> [Exercise brief] Give every line below again, exactly.

> [Data to process]
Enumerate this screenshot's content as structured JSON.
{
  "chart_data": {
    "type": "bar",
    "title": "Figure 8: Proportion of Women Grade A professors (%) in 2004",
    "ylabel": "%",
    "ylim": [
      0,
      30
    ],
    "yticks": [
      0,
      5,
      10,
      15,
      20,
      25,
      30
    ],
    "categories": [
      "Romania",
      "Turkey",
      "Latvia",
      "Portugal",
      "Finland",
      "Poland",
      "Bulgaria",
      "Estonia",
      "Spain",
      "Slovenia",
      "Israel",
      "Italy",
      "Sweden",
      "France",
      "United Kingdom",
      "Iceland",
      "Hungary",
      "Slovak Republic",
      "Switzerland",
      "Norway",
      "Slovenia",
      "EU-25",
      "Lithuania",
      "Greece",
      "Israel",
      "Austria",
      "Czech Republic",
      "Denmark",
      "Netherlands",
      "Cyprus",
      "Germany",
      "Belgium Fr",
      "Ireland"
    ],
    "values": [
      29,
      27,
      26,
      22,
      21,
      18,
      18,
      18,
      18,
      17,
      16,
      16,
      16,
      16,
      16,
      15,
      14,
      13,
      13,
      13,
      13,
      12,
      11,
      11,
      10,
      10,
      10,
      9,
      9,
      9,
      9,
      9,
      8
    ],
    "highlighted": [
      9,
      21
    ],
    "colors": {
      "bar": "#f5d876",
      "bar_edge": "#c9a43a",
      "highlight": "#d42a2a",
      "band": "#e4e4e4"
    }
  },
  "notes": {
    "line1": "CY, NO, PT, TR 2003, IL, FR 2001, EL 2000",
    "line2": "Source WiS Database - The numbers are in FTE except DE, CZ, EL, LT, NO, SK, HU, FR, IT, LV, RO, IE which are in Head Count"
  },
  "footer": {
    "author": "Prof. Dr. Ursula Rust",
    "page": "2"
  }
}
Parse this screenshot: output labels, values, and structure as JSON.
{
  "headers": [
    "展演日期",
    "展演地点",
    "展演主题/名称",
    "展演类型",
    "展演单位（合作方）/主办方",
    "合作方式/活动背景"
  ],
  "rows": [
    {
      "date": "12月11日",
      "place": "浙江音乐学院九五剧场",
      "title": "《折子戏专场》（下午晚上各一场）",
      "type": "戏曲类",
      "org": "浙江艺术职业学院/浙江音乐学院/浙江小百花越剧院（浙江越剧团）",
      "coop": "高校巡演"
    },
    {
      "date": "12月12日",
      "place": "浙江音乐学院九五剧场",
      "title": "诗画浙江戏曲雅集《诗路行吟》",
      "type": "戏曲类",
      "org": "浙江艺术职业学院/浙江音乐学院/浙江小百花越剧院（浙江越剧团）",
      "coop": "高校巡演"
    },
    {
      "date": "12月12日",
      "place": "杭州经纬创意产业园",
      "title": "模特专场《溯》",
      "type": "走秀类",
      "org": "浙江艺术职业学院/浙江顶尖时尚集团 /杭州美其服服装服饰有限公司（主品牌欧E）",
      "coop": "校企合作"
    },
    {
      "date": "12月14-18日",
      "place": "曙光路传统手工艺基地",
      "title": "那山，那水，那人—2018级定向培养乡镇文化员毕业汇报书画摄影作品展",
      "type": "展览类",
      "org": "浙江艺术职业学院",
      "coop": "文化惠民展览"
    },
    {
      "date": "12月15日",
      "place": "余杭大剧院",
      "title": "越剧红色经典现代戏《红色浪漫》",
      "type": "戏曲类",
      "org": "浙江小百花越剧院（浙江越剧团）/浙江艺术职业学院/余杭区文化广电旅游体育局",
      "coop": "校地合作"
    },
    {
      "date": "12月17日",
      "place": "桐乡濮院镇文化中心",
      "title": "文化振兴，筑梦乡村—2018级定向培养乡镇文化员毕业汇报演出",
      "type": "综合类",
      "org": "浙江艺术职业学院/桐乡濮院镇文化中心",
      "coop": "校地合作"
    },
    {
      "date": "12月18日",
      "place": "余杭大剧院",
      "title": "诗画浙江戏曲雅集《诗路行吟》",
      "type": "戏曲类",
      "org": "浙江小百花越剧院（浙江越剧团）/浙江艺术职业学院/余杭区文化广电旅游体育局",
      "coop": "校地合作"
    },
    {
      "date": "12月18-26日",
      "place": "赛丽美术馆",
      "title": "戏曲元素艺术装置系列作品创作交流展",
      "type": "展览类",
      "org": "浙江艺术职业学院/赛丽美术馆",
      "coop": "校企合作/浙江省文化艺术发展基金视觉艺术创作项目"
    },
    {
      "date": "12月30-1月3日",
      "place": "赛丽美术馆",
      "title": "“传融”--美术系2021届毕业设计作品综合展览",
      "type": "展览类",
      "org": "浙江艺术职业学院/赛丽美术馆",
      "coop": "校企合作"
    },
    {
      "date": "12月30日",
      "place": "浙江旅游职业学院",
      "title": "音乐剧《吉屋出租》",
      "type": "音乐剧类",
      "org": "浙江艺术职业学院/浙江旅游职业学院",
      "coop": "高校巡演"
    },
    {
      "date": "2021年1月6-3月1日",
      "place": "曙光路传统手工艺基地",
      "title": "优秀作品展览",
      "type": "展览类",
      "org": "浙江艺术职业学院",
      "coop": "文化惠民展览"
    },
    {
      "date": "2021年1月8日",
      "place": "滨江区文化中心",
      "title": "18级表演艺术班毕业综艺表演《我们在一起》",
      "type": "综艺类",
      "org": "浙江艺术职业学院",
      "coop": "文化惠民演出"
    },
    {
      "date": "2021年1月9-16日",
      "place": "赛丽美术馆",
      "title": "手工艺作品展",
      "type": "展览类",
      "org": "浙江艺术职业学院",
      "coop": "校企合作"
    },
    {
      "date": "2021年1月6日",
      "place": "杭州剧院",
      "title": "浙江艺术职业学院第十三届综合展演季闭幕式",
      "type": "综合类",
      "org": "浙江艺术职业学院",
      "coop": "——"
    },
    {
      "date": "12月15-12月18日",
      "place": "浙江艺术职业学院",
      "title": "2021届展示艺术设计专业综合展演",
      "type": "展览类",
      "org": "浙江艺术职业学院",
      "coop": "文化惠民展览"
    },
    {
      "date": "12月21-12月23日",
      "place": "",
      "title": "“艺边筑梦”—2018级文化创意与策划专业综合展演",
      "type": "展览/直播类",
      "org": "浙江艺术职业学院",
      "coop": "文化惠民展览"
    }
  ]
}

> [Reply to the exercise]
Enumerate this screenshot's content as structured JSON.
{
  "chart_data": {
    "type": "bar",
    "title": "Figure 8: Proportion of Women Grade A professors (%) in 2004",
    "ylabel": "%",
    "ylim": [
      0,
      30
    ],
    "yticks": [
      0,
      5,
      10,
      15,
      20,
      25,
      30
    ],
    "categories": [
      "Romania",
      "Turkey",
      "Latvia",
      "Portugal",
      "Finland",
      "Poland",
      "Bulgaria",
      "Estonia",
      "Spain",
      "Slovenia",
      "Israel",
      "Italy",
      "Sweden",
      "France",
      "United Kingdom",
      "Iceland",
      "Hungary",
      "Slovak Republic",
      "Switzerland",
      "Norway",
      "Slovenia",
      "EU-25",
      "Lithuania",
      "Greece",
      "Israel",
      "Austria",
      "Czech Republic",
      "Denmark",
      "Netherlands",
      "Cyprus",
      "Germany",
      "Belgium Fr",
      "Ireland"
    ],
    "values": [
      29,
      27,
      26,
      22,
      21,
      18,
      18,
      18,
      18,
      17,
      16,
      16,
      16,
      16,
      16,
      15,
      14,
      13,
      13,
      13,
      13,
      12,
      11,
      11,
      10,
      10,
      10,
      9,
      9,
      9,
      9,
      9,
      8
    ],
    "highlighted": [
      9,
      21
    ],
    "colors": {
      "bar": "#f5d876",
      "bar_edge": "#c9a43a",
      "highlight": "#d42a2a",
      "band": "#e4e4e4"
    }
  },
  "notes": {
    "line1": "CY, NO, PT, TR 2003, IL, FR 2001, EL 2000",
    "line2": "Source WiS Database - The numbers are in FTE except DE, CZ, EL, LT, NO, SK, HU, FR, IT, LV, RO, IE which are in Head Count"
  },
  "footer": {
    "author": "Prof. Dr. Ursula Rust",
    "page": "2"
  }
}
Parse this screenshot: output labels, values, and structure as JSON.
{
  "headers": [
    "展演日期",
    "展演地点",
    "展演主题/名称",
    "展演类型",
    "展演单位（合作方）/主办方",
    "合作方式/活动背景"
  ],
  "rows": [
    {
      "date": "12月11日",
      "place": "浙江音乐学院九五剧场",
      "title": "《折子戏专场》（下午晚上各一场）",
      "type": "戏曲类",
      "org": "浙江艺术职业学院/浙江音乐学院/浙江小百花越剧院（浙江越剧团）",
      "coop": "高校巡演"
    },
    {
      "date": "12月12日",
      "place": "浙江音乐学院九五剧场",
      "title": "诗画浙江戏曲雅集《诗路行吟》",
      "type": "戏曲类",
      "org": "浙江艺术职业学院/浙江音乐学院/浙江小百花越剧院（浙江越剧团）",
      "coop": "高校巡演"
    },
    {
      "date": "12月12日",
      "place": "杭州经纬创意产业园",
      "title": "模特专场《溯》",
      "type": "走秀类",
      "org": "浙江艺术职业学院/浙江顶尖时尚集团 /杭州美其服服装服饰有限公司（主品牌欧E）",
      "coop": "校企合作"
    },
    {
      "date": "12月14-18日",
      "place": "曙光路传统手工艺基地",
      "title": "那山，那水，那人—2018级定向培养乡镇文化员毕业汇报书画摄影作品展",
      "type": "展览类",
      "org": "浙江艺术职业学院",
      "coop": "文化惠民展览"
    },
    {
      "date": "12月15日",
      "place": "余杭大剧院",
      "title": "越剧红色经典现代戏《红色浪漫》",
      "type": "戏曲类",
      "org": "浙江小百花越剧院（浙江越剧团）/浙江艺术职业学院/余杭区文化广电旅游体育局",
      "coop": "校地合作"
    },
    {
      "date": "12月17日",
      "place": "桐乡濮院镇文化中心",
      "title": "文化振兴，筑梦乡村—2018级定向培养乡镇文化员毕业汇报演出",
      "type": "综合类",
      "org": "浙江艺术职业学院/桐乡濮院镇文化中心",
      "coop": "校地合作"
    },
    {
      "date": "12月18日",
      "place": "余杭大剧院",
      "title": "诗画浙江戏曲雅集《诗路行吟》",
      "type": "戏曲类",
      "org": "浙江小百花越剧院（浙江越剧团）/浙江艺术职业学院/余杭区文化广电旅游体育局",
      "coop": "校地合作"
    },
    {
      "date": "12月18-26日",
      "place": "赛丽美术馆",
      "title": "戏曲元素艺术装置系列作品创作交流展",
      "type": "展览类",
      "org": "浙江艺术职业学院/赛丽美术馆",
      "coop": "校企合作/浙江省文化艺术发展基金视觉艺术创作项目"
    },
    {
      "date": "12月30-1月3日",
      "place": "赛丽美术馆",
      "title": "“传融”--美术系2021届毕业设计作品综合展览",
      "type": "展览类",
      "org": "浙江艺术职业学院/赛丽美术馆",
      "coop": "校企合作"
    },
    {
      "date": "12月30日",
      "place": "浙江旅游职业学院",
      "title": "音乐剧《吉屋出租》",
      "type": "音乐剧类",
      "org": "浙江艺术职业学院/浙江旅游职业学院",
      "coop": "高校巡演"
    },
    {
      "date": "2021年1月6-3月1日",
      "place": "曙光路传统手工艺基地",
      "title": "优秀作品展览",
      "type": "展览类",
      "org": "浙江艺术职业学院",
      "coop": "文化惠民展览"
    },
    {
      "date": "2021年1月8日",
      "place": "滨江区文化中心",
      "title": "18级表演艺术班毕业综艺表演《我们在一起》",
      "type": "综艺类",
      "org": "浙江艺术职业学院",
      "coop": "文化惠民演出"
    },
    {
      "date": "2021年1月9-16日",
      "place": "赛丽美术馆",
      "title": "手工艺作品展",
      "type": "展览类",
      "org": "浙江艺术职业学院",
      "coop": "校企合作"
    },
    {
      "date": "2021年1月6日",
      "place": "杭州剧院",
      "title": "浙江艺术职业学院第十三届综合展演季闭幕式",
      "type": "综合类",
      "org": "浙江艺术职业学院",
      "coop": "——"
    },
    {
      "date": "12月15-12月18日",
      "place": "浙江艺术职业学院",
      "title": "2021届展示艺术设计专业综合展演",
      "type": "展览类",
      "org": "浙江艺术职业学院",
      "coop": "文化惠民展览"
    },
    {
      "date": "12月21-12月23日",
      "place": "",
      "title": "“艺边筑梦”—2018级文化创意与策划专业综合展演",
      "type": "展览/直播类",
      "org": "浙江艺术职业学院",
      "coop": "文化惠民展览"
    }
  ]
}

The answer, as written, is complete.